▶ [RECORDS FOR PROCESSING]
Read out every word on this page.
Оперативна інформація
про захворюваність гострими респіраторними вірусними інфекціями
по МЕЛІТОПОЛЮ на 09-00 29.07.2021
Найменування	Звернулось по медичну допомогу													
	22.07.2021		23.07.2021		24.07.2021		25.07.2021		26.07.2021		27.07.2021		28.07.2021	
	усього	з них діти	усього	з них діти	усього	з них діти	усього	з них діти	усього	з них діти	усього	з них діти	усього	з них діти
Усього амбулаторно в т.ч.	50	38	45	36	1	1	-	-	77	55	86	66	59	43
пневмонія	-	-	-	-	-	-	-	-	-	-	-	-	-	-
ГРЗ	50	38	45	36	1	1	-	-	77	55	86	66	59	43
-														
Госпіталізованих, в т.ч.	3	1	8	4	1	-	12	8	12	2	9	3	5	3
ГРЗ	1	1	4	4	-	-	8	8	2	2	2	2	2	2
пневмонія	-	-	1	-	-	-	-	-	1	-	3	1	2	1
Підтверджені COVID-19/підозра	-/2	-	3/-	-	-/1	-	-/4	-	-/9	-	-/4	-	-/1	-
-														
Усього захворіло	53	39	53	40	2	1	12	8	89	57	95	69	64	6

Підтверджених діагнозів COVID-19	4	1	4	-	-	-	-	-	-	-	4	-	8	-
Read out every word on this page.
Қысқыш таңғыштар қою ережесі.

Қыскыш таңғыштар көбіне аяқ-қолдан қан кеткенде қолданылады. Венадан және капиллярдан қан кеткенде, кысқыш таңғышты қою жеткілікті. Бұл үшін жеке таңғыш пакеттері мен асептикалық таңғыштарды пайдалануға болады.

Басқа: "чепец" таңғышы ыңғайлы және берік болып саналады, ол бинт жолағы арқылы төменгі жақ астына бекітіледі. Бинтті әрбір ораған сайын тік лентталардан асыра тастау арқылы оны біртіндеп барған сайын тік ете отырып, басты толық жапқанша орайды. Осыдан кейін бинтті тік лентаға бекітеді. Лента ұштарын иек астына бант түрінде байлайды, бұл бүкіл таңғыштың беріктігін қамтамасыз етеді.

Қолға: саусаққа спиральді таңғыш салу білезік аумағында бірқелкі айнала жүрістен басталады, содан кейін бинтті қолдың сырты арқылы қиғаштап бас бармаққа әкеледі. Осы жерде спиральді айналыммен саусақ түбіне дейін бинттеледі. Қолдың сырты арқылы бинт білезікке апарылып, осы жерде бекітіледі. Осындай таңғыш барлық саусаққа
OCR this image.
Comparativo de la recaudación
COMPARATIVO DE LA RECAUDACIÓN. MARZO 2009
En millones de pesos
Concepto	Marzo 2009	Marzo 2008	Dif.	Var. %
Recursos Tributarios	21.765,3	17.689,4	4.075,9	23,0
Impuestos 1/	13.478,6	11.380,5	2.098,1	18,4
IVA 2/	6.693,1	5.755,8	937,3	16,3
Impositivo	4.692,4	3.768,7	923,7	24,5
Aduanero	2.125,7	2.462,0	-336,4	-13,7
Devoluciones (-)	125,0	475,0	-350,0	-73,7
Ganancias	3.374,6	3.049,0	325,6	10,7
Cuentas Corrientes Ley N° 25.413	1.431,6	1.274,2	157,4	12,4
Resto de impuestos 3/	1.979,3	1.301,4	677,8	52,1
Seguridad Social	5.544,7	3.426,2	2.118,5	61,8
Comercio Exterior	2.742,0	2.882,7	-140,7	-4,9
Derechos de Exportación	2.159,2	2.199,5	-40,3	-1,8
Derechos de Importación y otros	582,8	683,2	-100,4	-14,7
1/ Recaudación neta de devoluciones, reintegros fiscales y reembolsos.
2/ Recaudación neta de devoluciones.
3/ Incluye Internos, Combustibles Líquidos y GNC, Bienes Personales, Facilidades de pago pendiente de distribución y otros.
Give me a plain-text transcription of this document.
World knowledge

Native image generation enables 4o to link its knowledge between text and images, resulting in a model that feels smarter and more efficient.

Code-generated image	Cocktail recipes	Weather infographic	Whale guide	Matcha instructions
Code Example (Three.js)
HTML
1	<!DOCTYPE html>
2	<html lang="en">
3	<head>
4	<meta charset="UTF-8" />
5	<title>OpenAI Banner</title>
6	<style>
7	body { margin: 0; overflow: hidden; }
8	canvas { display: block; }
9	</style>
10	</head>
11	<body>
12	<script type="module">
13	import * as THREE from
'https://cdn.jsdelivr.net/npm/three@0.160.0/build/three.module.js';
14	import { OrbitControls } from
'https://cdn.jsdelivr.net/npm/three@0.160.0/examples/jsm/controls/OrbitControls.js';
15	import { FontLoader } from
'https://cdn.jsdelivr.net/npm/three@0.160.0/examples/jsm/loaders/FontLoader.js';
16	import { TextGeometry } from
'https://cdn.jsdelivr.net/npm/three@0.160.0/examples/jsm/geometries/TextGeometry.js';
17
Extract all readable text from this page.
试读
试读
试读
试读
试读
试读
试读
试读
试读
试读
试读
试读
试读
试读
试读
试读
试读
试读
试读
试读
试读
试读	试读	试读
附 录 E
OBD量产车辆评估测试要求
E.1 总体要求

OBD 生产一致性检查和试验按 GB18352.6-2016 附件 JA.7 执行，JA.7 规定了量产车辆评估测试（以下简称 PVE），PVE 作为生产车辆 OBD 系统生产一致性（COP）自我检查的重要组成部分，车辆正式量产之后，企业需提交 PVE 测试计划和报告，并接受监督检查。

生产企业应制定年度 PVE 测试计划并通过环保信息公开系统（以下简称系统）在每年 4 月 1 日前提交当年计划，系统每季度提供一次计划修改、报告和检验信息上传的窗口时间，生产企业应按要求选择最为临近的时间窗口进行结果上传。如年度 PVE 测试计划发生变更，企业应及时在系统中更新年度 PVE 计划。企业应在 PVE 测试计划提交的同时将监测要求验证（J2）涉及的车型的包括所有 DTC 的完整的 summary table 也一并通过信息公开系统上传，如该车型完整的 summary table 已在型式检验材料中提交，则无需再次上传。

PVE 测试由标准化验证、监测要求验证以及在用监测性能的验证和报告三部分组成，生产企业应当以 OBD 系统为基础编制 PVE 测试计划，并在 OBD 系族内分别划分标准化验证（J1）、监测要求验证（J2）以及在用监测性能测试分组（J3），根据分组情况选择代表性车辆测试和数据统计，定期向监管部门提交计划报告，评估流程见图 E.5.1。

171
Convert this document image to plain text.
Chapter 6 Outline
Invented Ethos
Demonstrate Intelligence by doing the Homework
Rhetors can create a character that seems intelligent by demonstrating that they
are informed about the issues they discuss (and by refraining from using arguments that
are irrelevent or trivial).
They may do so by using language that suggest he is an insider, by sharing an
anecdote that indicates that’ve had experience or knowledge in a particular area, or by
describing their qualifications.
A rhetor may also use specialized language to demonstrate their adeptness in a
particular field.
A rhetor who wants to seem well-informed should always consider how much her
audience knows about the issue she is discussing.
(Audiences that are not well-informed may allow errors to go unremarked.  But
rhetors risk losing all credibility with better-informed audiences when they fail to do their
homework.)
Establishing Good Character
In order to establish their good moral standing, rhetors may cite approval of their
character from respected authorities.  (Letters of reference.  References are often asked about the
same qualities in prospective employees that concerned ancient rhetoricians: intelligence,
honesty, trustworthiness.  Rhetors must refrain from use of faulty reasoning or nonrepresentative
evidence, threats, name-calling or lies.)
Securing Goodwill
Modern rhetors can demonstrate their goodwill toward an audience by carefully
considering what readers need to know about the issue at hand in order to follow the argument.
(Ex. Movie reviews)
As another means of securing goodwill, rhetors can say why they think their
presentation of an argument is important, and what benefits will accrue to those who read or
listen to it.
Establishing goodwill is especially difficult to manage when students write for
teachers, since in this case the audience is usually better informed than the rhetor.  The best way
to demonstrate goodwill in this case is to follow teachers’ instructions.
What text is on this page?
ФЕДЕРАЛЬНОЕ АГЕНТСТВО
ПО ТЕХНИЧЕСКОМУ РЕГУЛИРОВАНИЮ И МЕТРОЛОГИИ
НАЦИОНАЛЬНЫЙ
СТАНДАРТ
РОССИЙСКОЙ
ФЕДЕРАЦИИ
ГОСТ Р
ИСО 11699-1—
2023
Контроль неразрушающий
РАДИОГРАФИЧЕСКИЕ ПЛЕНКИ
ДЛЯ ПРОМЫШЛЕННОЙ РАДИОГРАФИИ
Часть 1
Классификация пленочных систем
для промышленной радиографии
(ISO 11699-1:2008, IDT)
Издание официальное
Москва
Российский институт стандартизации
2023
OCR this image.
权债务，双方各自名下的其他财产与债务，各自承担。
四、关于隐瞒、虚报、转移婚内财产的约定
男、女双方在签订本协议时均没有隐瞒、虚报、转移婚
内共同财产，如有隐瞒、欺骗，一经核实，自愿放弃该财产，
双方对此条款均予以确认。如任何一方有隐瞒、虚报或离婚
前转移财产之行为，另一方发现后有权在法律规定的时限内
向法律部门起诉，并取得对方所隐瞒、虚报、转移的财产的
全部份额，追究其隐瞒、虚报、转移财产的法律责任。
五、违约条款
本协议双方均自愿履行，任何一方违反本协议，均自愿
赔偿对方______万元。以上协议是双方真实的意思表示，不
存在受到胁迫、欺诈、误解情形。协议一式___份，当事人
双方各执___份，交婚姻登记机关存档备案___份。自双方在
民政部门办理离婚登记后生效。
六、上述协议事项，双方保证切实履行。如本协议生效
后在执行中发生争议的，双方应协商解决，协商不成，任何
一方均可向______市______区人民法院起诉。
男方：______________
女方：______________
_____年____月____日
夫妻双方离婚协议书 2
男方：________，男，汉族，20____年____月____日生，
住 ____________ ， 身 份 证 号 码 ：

▶ [GIVEN REQUEST] Quote every line from the line containing "What text is on this page?" through the closing line of the listing, including both.

▶ [REPLY]
What text is on this page?
ФЕДЕРАЛЬНОЕ АГЕНТСТВО
ПО ТЕХНИЧЕСКОМУ РЕГУЛИРОВАНИЮ И МЕТРОЛОГИИ
НАЦИОНАЛЬНЫЙ
СТАНДАРТ
РОССИЙСКОЙ
ФЕДЕРАЦИИ
ГОСТ Р
ИСО 11699-1—
2023
Контроль неразрушающий
РАДИОГРАФИЧЕСКИЕ ПЛЕНКИ
ДЛЯ ПРОМЫШЛЕННОЙ РАДИОГРАФИИ
Часть 1
Классификация пленочных систем
для промышленной радиографии
(ISO 11699-1:2008, IDT)
Издание официальное
Москва
Российский институт стандартизации
2023
OCR this image.
权债务，双方各自名下的其他财产与债务，各自承担。
四、关于隐瞒、虚报、转移婚内财产的约定
男、女双方在签订本协议时均没有隐瞒、虚报、转移婚
内共同财产，如有隐瞒、欺骗，一经核实，自愿放弃该财产，
双方对此条款均予以确认。如任何一方有隐瞒、虚报或离婚
前转移财产之行为，另一方发现后有权在法律规定的时限内
向法律部门起诉，并取得对方所隐瞒、虚报、转移的财产的
全部份额，追究其隐瞒、虚报、转移财产的法律责任。
五、违约条款
本协议双方均自愿履行，任何一方违反本协议，均自愿
赔偿对方______万元。以上协议是双方真实的意思表示，不
存在受到胁迫、欺诈、误解情形。协议一式___份，当事人
双方各执___份，交婚姻登记机关存档备案___份。自双方在
民政部门办理离婚登记后生效。
六、上述协议事项，双方保证切实履行。如本协议生效
后在执行中发生争议的，双方应协商解决，协商不成，任何
一方均可向______市______区人民法院起诉。
男方：______________
女方：______________
_____年____月____日
夫妻双方离婚协议书 2
男方：________，男，汉族，20____年____月____日生，
住 ____________ ， 身 份 证 号 码 ：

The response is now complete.